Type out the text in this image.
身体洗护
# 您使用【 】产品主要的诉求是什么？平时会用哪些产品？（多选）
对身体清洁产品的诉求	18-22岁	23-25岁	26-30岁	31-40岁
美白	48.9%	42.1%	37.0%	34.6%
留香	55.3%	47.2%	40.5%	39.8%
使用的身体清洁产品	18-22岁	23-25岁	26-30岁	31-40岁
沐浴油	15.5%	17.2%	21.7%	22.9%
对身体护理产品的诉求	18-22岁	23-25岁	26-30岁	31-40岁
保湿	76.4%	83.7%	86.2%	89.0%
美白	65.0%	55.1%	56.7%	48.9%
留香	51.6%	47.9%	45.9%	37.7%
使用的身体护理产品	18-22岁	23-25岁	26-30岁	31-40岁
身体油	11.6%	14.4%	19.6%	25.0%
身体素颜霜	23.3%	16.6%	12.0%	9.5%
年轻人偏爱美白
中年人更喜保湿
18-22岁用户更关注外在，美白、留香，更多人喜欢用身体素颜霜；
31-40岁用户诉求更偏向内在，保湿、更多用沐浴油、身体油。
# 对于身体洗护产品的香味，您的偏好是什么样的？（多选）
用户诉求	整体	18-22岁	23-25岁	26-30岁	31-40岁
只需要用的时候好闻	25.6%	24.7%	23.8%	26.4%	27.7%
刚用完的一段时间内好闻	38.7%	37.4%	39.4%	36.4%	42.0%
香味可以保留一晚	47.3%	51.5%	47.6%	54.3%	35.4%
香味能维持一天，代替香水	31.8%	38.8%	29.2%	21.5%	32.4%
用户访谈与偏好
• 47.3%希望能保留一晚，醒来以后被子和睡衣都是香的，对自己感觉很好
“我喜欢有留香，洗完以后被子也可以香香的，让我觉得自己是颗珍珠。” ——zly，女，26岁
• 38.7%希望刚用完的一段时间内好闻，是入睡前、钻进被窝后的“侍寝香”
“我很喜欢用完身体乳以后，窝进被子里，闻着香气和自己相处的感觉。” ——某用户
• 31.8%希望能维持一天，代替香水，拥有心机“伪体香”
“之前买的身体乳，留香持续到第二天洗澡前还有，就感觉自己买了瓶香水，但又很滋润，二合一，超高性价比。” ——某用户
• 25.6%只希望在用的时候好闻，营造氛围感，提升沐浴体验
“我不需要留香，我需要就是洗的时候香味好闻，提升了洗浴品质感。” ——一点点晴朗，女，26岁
==
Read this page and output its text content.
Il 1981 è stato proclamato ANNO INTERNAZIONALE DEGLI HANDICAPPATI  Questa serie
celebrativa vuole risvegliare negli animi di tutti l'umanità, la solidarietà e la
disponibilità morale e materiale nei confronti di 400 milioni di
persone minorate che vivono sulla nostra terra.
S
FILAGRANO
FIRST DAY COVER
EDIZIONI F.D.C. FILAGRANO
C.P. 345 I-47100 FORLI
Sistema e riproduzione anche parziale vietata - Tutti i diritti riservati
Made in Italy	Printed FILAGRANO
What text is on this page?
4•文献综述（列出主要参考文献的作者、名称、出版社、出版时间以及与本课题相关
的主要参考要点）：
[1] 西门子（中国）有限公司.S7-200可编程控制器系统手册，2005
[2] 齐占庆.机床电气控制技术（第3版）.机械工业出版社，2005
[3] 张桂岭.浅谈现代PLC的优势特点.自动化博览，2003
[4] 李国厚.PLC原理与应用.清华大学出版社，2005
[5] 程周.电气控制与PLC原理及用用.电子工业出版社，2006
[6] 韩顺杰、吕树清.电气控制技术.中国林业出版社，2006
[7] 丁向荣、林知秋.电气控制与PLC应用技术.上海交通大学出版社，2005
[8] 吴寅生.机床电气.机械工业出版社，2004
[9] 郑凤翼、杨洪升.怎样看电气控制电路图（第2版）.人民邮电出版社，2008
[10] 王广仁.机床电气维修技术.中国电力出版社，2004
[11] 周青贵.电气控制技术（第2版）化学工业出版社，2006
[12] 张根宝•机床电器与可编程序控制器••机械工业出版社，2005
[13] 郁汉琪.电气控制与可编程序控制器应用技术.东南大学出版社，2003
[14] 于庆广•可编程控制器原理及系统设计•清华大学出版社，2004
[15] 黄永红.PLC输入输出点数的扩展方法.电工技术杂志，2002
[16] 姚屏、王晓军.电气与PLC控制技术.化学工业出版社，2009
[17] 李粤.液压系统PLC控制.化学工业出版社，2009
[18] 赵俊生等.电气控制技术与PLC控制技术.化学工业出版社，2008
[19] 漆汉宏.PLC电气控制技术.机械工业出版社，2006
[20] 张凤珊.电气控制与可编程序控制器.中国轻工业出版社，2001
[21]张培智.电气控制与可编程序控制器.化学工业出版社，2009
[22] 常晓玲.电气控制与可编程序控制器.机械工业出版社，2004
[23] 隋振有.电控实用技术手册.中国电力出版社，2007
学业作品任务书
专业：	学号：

→ **WORK INSTRUCTIONS**
Looking at the data above, show all lines where the word "this" occurs.

→ **FINISHED ANSWER**
Type out the text in this image.
Read this page and output its text content.
What text is on this page?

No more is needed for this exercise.